Print all of the lines exactly. Any picture among them stays out.

(Dataset items)

----------

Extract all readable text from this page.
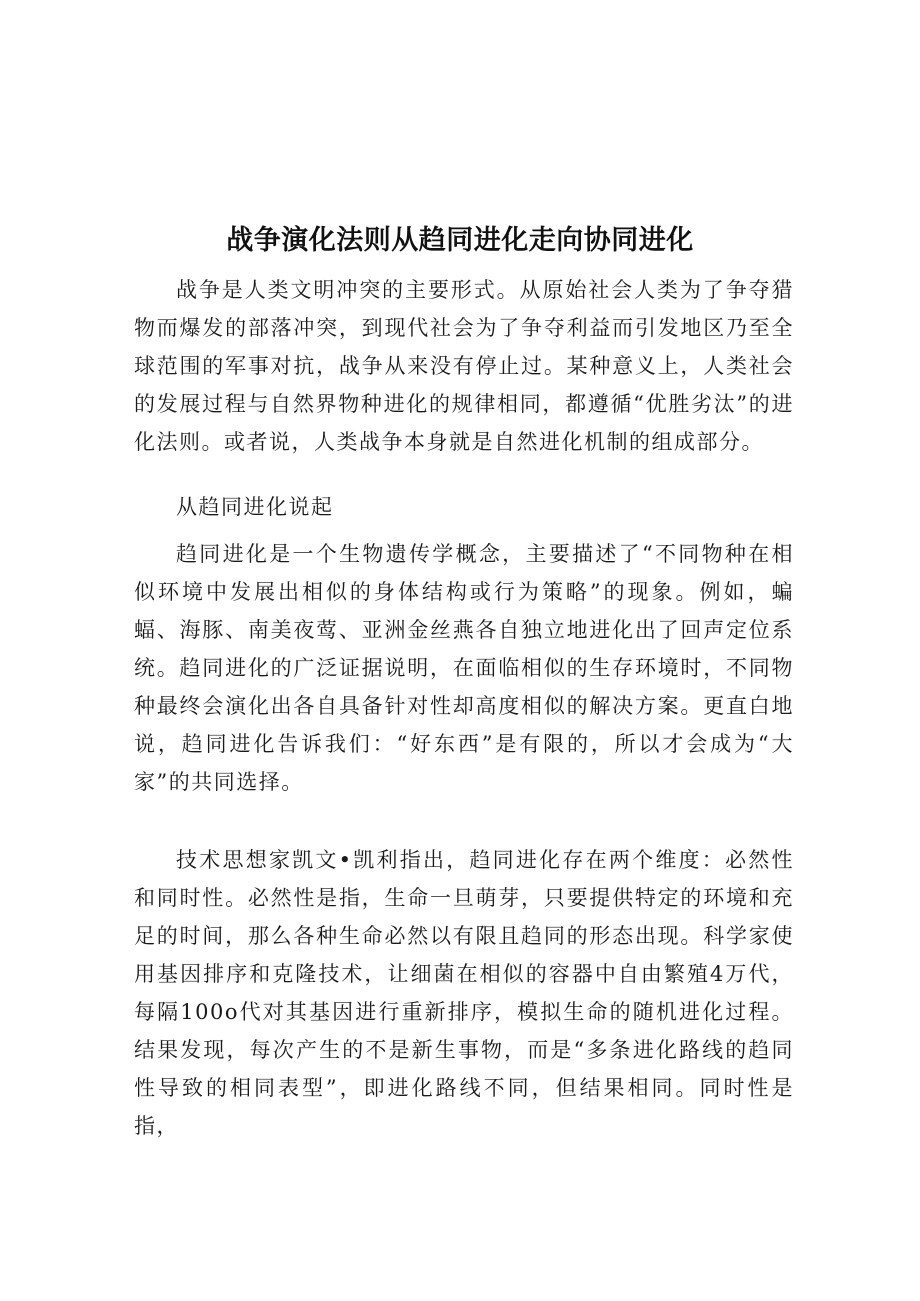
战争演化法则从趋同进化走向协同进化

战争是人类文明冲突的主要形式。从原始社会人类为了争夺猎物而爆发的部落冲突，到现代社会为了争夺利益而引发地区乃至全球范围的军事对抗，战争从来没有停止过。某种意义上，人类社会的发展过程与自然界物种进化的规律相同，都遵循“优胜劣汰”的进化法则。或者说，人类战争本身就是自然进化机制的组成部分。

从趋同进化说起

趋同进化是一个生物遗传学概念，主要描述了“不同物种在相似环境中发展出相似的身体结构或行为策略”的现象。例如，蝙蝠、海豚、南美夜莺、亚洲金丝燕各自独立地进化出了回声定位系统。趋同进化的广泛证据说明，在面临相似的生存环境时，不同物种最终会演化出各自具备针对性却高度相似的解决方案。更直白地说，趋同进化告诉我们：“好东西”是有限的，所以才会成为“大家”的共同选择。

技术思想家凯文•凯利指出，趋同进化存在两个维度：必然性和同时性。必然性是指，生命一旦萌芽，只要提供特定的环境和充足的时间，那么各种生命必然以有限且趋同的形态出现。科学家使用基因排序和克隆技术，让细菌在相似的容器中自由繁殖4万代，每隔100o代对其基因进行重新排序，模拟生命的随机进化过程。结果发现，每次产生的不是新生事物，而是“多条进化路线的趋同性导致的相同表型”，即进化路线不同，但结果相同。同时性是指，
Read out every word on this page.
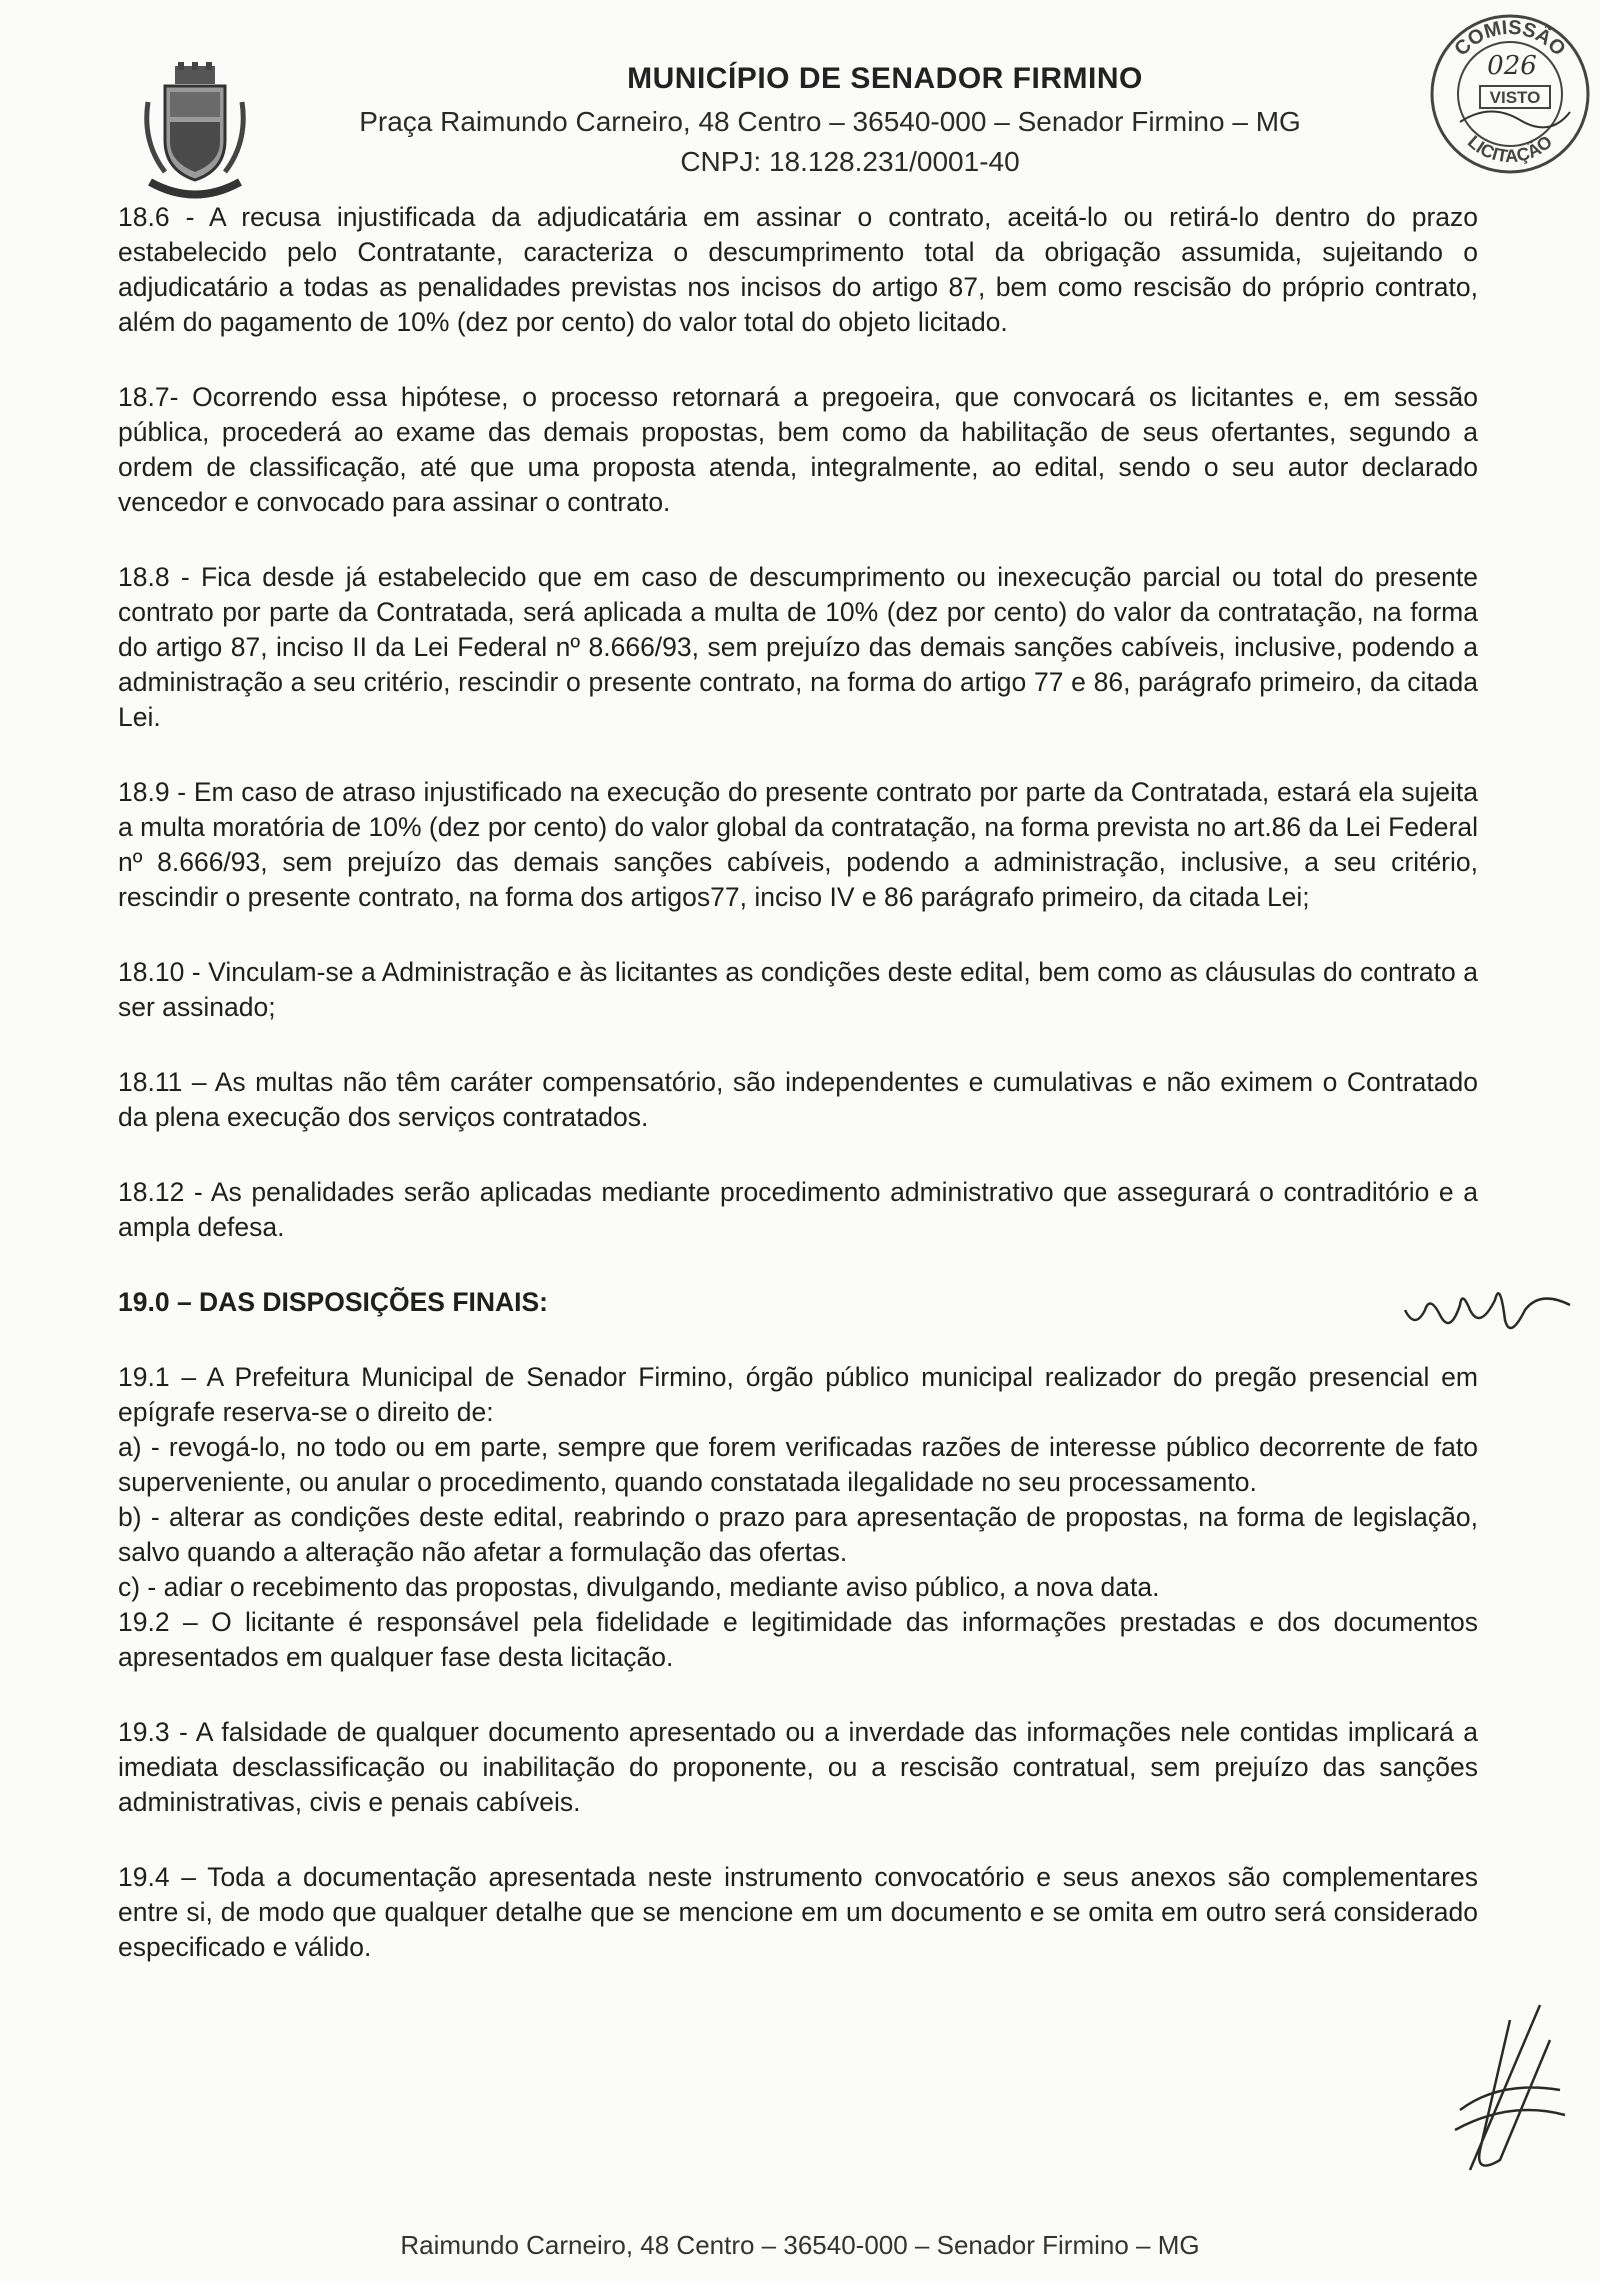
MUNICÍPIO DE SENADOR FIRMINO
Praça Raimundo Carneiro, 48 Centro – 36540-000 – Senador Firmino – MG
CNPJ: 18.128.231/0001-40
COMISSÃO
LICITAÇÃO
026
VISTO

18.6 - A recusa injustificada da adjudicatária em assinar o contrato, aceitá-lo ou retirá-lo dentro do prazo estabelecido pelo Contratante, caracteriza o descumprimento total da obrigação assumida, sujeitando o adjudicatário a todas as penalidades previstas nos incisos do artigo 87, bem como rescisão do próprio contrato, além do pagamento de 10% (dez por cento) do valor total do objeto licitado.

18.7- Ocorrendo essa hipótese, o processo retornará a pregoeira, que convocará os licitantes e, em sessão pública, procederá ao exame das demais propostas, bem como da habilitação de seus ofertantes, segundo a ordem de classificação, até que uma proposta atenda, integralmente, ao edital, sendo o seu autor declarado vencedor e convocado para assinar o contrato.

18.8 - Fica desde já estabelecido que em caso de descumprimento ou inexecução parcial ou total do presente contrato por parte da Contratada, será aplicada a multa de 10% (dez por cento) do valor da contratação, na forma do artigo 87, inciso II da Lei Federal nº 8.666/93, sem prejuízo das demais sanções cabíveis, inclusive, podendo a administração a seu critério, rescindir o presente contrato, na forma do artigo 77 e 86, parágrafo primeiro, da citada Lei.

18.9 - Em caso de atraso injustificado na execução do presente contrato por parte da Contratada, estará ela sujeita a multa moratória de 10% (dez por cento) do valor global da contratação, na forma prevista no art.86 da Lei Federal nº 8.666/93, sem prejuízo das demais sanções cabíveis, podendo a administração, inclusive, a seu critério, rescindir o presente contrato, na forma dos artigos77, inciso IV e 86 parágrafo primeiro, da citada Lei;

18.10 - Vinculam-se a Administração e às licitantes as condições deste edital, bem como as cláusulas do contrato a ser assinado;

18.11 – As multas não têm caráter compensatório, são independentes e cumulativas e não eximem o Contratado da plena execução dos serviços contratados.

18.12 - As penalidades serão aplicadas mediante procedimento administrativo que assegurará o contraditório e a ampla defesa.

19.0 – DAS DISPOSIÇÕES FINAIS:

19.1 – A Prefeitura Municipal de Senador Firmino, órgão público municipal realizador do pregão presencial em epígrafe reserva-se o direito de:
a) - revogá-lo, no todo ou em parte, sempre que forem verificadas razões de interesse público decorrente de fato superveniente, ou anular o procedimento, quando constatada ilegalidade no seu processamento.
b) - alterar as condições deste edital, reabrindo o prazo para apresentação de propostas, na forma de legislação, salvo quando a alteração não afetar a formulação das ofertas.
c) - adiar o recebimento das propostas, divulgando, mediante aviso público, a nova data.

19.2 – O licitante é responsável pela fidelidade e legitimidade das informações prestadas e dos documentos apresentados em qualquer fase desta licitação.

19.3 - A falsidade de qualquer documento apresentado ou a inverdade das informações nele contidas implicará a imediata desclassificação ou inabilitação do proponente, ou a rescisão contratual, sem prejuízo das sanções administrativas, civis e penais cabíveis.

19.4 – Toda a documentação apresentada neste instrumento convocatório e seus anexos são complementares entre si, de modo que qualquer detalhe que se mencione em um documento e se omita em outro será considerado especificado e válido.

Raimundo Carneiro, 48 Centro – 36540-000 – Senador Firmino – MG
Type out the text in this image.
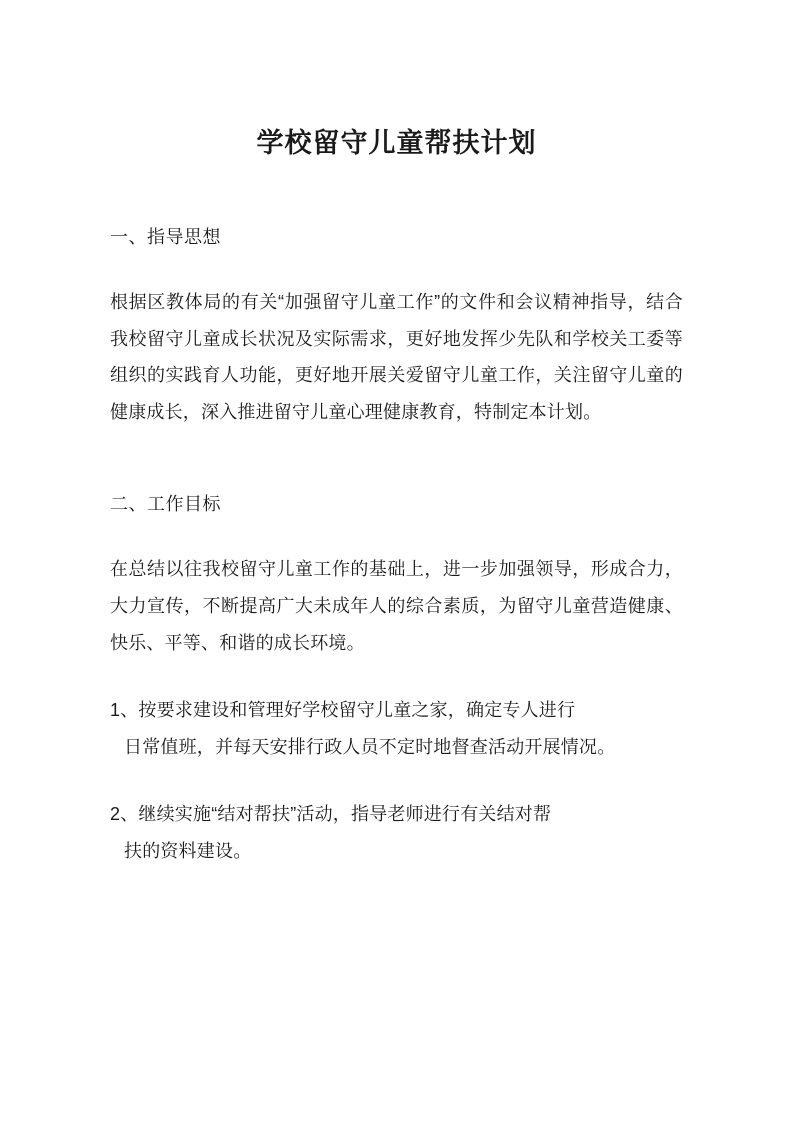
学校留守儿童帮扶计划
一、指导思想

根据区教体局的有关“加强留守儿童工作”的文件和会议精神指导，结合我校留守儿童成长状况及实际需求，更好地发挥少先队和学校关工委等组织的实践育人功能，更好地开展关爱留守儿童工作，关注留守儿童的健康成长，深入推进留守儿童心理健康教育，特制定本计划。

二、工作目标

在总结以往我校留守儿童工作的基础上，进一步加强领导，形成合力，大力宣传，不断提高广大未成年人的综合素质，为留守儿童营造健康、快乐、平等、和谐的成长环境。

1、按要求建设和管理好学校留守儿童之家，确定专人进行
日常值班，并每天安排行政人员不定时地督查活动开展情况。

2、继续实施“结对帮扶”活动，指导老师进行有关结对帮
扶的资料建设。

----------

Solution below
Extract all readable text from this page.
战争演化法则从趋同进化走向协同进化

战争是人类文明冲突的主要形式。从原始社会人类为了争夺猎物而爆发的部落冲突，到现代社会为了争夺利益而引发地区乃至全球范围的军事对抗，战争从来没有停止过。某种意义上，人类社会的发展过程与自然界物种进化的规律相同，都遵循“优胜劣汰”的进化法则。或者说，人类战争本身就是自然进化机制的组成部分。

从趋同进化说起

趋同进化是一个生物遗传学概念，主要描述了“不同物种在相似环境中发展出相似的身体结构或行为策略”的现象。例如，蝙蝠、海豚、南美夜莺、亚洲金丝燕各自独立地进化出了回声定位系统。趋同进化的广泛证据说明，在面临相似的生存环境时，不同物种最终会演化出各自具备针对性却高度相似的解决方案。更直白地说，趋同进化告诉我们：“好东西”是有限的，所以才会成为“大家”的共同选择。

技术思想家凯文•凯利指出，趋同进化存在两个维度：必然性和同时性。必然性是指，生命一旦萌芽，只要提供特定的环境和充足的时间，那么各种生命必然以有限且趋同的形态出现。科学家使用基因排序和克隆技术，让细菌在相似的容器中自由繁殖4万代，每隔100o代对其基因进行重新排序，模拟生命的随机进化过程。结果发现，每次产生的不是新生事物，而是“多条进化路线的趋同性导致的相同表型”，即进化路线不同，但结果相同。同时性是指，
Read out every word on this page.
MUNICÍPIO DE SENADOR FIRMINO
Praça Raimundo Carneiro, 48 Centro – 36540-000 – Senador Firmino – MG
CNPJ: 18.128.231/0001-40
COMISSÃO
LICITAÇÃO
026
VISTO

18.6 - A recusa injustificada da adjudicatária em assinar o contrato, aceitá-lo ou retirá-lo dentro do prazo estabelecido pelo Contratante, caracteriza o descumprimento total da obrigação assumida, sujeitando o adjudicatário a todas as penalidades previstas nos incisos do artigo 87, bem como rescisão do próprio contrato, além do pagamento de 10% (dez por cento) do valor total do objeto licitado.

18.7- Ocorrendo essa hipótese, o processo retornará a pregoeira, que convocará os licitantes e, em sessão pública, procederá ao exame das demais propostas, bem como da habilitação de seus ofertantes, segundo a ordem de classificação, até que uma proposta atenda, integralmente, ao edital, sendo o seu autor declarado vencedor e convocado para assinar o contrato.

18.8 - Fica desde já estabelecido que em caso de descumprimento ou inexecução parcial ou total do presente contrato por parte da Contratada, será aplicada a multa de 10% (dez por cento) do valor da contratação, na forma do artigo 87, inciso II da Lei Federal nº 8.666/93, sem prejuízo das demais sanções cabíveis, inclusive, podendo a administração a seu critério, rescindir o presente contrato, na forma do artigo 77 e 86, parágrafo primeiro, da citada Lei.

18.9 - Em caso de atraso injustificado na execução do presente contrato por parte da Contratada, estará ela sujeita a multa moratória de 10% (dez por cento) do valor global da contratação, na forma prevista no art.86 da Lei Federal nº 8.666/93, sem prejuízo das demais sanções cabíveis, podendo a administração, inclusive, a seu critério, rescindir o presente contrato, na forma dos artigos77, inciso IV e 86 parágrafo primeiro, da citada Lei;

18.10 - Vinculam-se a Administração e às licitantes as condições deste edital, bem como as cláusulas do contrato a ser assinado;

18.11 – As multas não têm caráter compensatório, são independentes e cumulativas e não eximem o Contratado da plena execução dos serviços contratados.

18.12 - As penalidades serão aplicadas mediante procedimento administrativo que assegurará o contraditório e a ampla defesa.

19.0 – DAS DISPOSIÇÕES FINAIS:

19.1 – A Prefeitura Municipal de Senador Firmino, órgão público municipal realizador do pregão presencial em epígrafe reserva-se o direito de:
a) - revogá-lo, no todo ou em parte, sempre que forem verificadas razões de interesse público decorrente de fato superveniente, ou anular o procedimento, quando constatada ilegalidade no seu processamento.
b) - alterar as condições deste edital, reabrindo o prazo para apresentação de propostas, na forma de legislação, salvo quando a alteração não afetar a formulação das ofertas.
c) - adiar o recebimento das propostas, divulgando, mediante aviso público, a nova data.

19.2 – O licitante é responsável pela fidelidade e legitimidade das informações prestadas e dos documentos apresentados em qualquer fase desta licitação.

19.3 - A falsidade de qualquer documento apresentado ou a inverdade das informações nele contidas implicará a imediata desclassificação ou inabilitação do proponente, ou a rescisão contratual, sem prejuízo das sanções administrativas, civis e penais cabíveis.

19.4 – Toda a documentação apresentada neste instrumento convocatório e seus anexos são complementares entre si, de modo que qualquer detalhe que se mencione em um documento e se omita em outro será considerado especificado e válido.

Raimundo Carneiro, 48 Centro – 36540-000 – Senador Firmino – MG
Type out the text in this image.
学校留守儿童帮扶计划
一、指导思想

根据区教体局的有关“加强留守儿童工作”的文件和会议精神指导，结合我校留守儿童成长状况及实际需求，更好地发挥少先队和学校关工委等组织的实践育人功能，更好地开展关爱留守儿童工作，关注留守儿童的健康成长，深入推进留守儿童心理健康教育，特制定本计划。

二、工作目标

在总结以往我校留守儿童工作的基础上，进一步加强领导，形成合力，大力宣传，不断提高广大未成年人的综合素质，为留守儿童营造健康、快乐、平等、和谐的成长环境。

1、按要求建设和管理好学校留守儿童之家，确定专人进行
日常值班，并每天安排行政人员不定时地督查活动开展情况。

2、继续实施“结对帮扶”活动，指导老师进行有关结对帮
扶的资料建设。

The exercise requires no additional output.